Plaintiff contends the license law (chapter 200, The Code) was adopted for the purpose of its effect on trade or to remove competition, and needlessly interferes with lawful occupations and, therefore, it is class legislation and constitutes the taking of property without due process. We disagree. The enactment of chapter 200 demonstrates a proper public interest on the part of the Legislature, and prohibits manufacturers or purveyors of fertilizers from representing that their products have value in promoting plant growth unless such manufacturers or purveyors are able to establish such claims. Defendant was obviously requiring plaintiff to conclusively establish that its products had benefit to the consumers of Iowa. The data required was not furnished, and the renewal of the license was properly denied.

■ Recorded information ■
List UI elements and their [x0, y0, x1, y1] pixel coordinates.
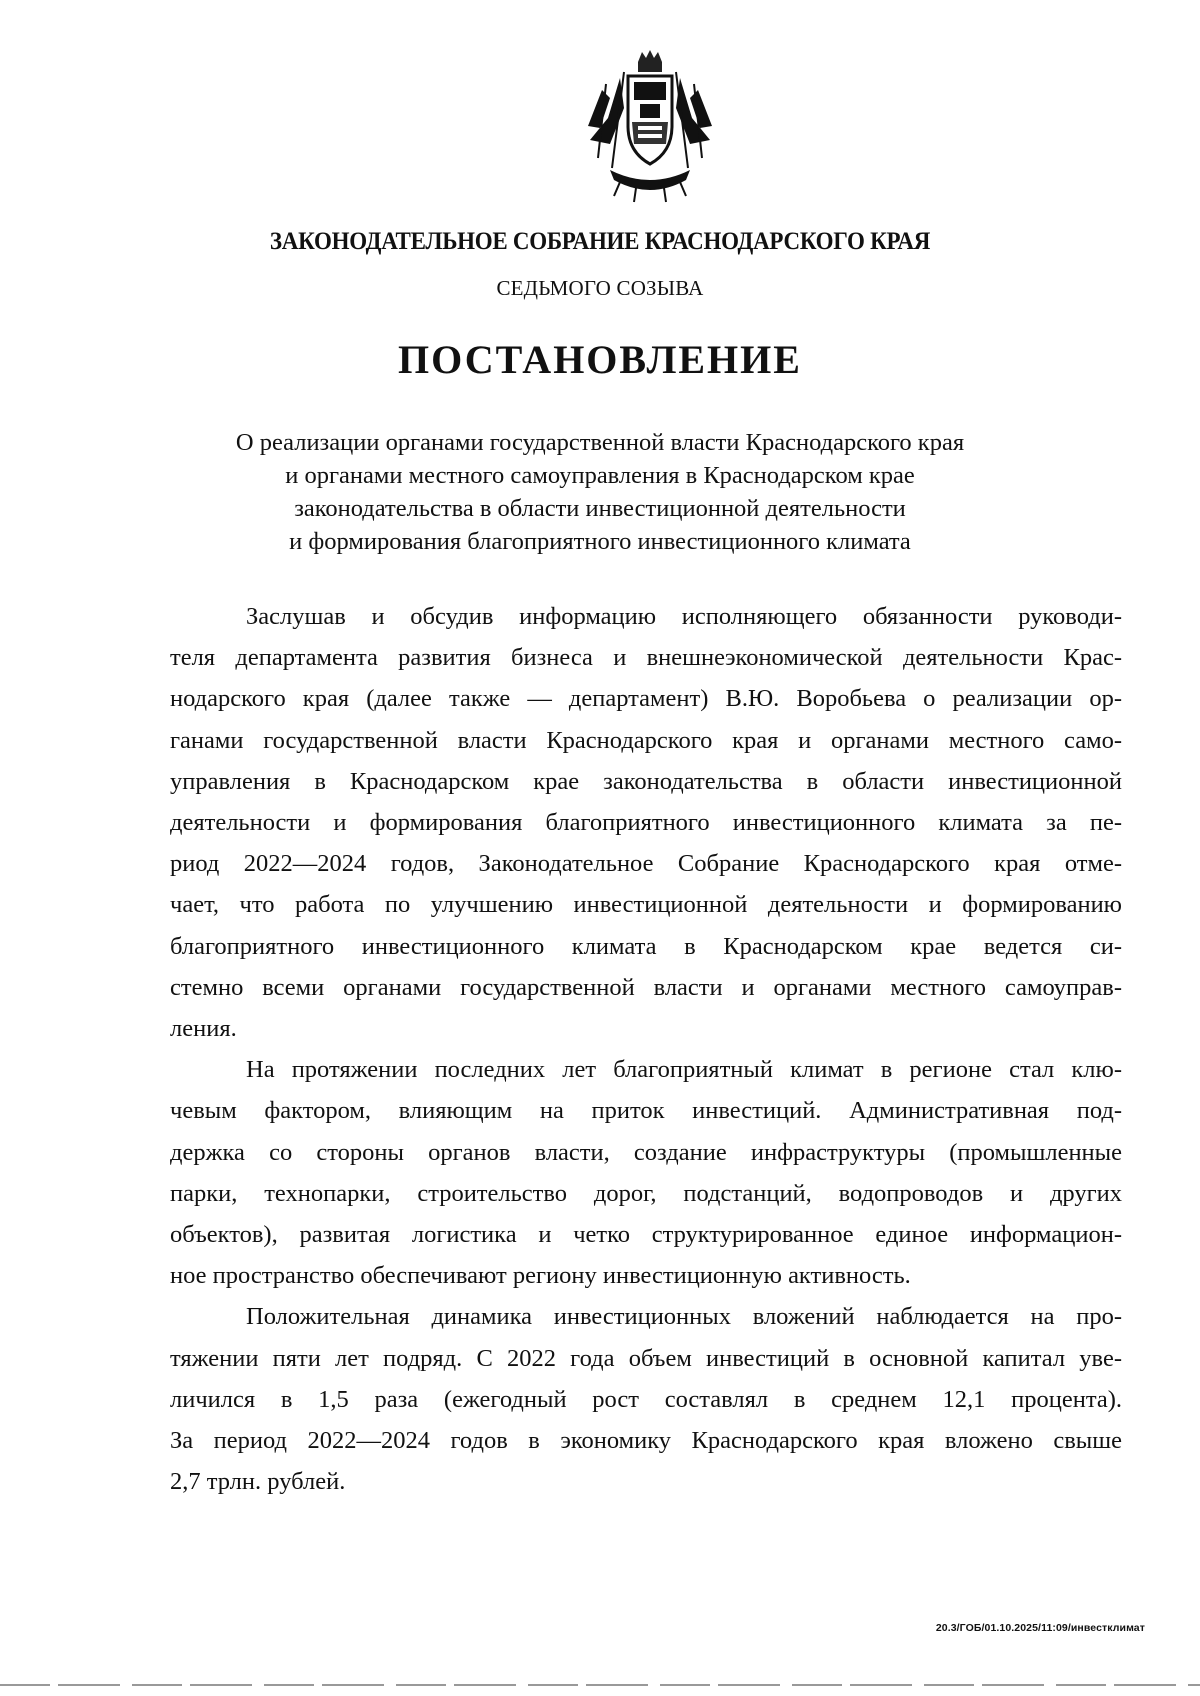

■ Short exercise 1 ■
In the fertilizer license excerpt, translate this sentence into Spanish: "The data required was not furnished, and the renewal of the license was properly denied."
■ Short exercise 2 ■
Pull the passage from the fertilizer license excerpt that starts at "Plaintiff contends the" and ends at "was properly denied.", copying it word for word.

■ Correct response 1 ■
Los datos requeridos no se proporcionaron, y la renovación de la licencia se denegó debidamente.

■ Correct response 2 ■
Plaintiff contends the license law (chapter 200, The Code) was adopted for the purpose of its effect on trade or to remove competition, and needlessly interferes with lawful occupations and, therefore, it is class legislation and constitutes the taking of property without due process. We disagree. The enactment of chapter 200 demonstrates a proper public interest on the part of the Legislature, and prohibits manufacturers or purveyors of fertilizers from representing that their products have value in promoting plant growth unless such manufacturers or purveyors are able to establish such claims. Defendant was obviously requiring plaintiff to conclusively establish that its products had benefit to the consumers of Iowa. The data required was not furnished, and the renewal of the license was properly denied.